§ **Problem to work on**: Please write out the complete listing that follows, exactly as it reads.

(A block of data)
* * * * * * *
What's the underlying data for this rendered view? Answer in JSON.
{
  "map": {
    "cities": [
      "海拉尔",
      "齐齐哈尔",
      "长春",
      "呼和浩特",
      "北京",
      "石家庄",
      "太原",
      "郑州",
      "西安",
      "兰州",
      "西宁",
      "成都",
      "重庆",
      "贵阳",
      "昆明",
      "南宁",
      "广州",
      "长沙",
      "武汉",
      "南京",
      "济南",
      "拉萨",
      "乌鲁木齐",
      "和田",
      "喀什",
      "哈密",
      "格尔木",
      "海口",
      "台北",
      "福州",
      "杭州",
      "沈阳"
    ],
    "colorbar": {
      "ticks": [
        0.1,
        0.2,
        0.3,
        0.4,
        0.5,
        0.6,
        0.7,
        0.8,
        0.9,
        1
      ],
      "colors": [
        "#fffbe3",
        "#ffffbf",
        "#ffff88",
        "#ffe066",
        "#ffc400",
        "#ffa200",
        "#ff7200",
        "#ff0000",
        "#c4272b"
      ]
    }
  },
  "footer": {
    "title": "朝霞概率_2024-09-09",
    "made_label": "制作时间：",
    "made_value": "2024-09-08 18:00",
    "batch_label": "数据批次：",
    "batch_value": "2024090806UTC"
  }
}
* * * * * * *
§ **Full response**:
What's the underlying data for this rendered view? Answer in JSON.
{
  "map": {
    "cities": [
      "海拉尔",
      "齐齐哈尔",
      "长春",
      "呼和浩特",
      "北京",
      "石家庄",
      "太原",
      "郑州",
      "西安",
      "兰州",
      "西宁",
      "成都",
      "重庆",
      "贵阳",
      "昆明",
      "南宁",
      "广州",
      "长沙",
      "武汉",
      "南京",
      "济南",
      "拉萨",
      "乌鲁木齐",
      "和田",
      "喀什",
      "哈密",
      "格尔木",
      "海口",
      "台北",
      "福州",
      "杭州",
      "沈阳"
    ],
    "colorbar": {
      "ticks": [
        0.1,
        0.2,
        0.3,
        0.4,
        0.5,
        0.6,
        0.7,
        0.8,
        0.9,
        1
      ],
      "colors": [
        "#fffbe3",
        "#ffffbf",
        "#ffff88",
        "#ffe066",
        "#ffc400",
        "#ffa200",
        "#ff7200",
        "#ff0000",
        "#c4272b"
      ]
    }
  },
  "footer": {
    "title": "朝霞概率_2024-09-09",
    "made_label": "制作时间：",
    "made_value": "2024-09-08 18:00",
    "batch_label": "数据批次：",
    "batch_value": "2024090806UTC"
  }
}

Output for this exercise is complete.